■ **TASK BRIEF**
For the entries that follow, state how many lines include the word "title", giving the number and nothing else.

··· STORED ROWS

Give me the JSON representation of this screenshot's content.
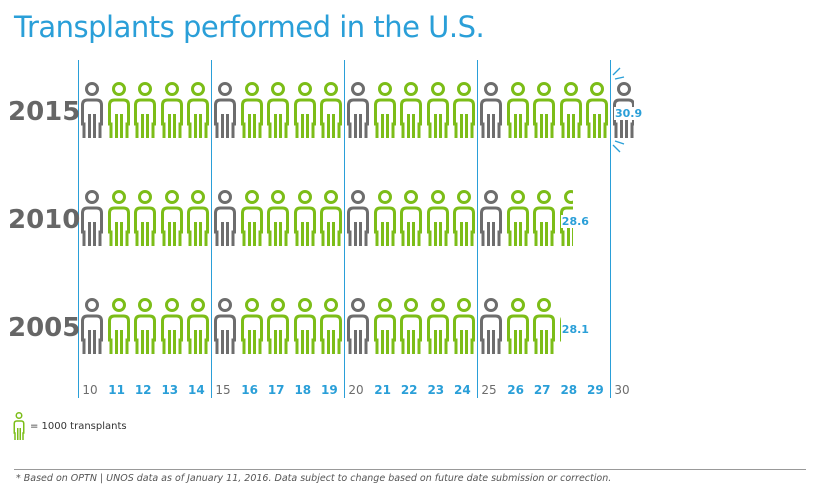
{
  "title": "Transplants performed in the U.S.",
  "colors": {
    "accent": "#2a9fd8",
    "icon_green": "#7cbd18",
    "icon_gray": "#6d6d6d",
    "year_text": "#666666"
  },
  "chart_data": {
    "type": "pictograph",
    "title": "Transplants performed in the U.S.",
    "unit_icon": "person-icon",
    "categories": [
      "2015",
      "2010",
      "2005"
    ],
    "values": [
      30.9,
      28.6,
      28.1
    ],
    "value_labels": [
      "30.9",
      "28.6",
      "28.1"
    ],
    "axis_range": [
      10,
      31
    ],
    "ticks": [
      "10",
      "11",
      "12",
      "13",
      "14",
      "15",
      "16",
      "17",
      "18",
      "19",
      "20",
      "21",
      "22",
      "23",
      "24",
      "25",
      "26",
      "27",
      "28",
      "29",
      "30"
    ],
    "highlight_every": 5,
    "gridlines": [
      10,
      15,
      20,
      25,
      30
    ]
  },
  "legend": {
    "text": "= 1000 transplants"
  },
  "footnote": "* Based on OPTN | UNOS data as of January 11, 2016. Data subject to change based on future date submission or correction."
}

······

■ **REPLY TO THE TASK**
2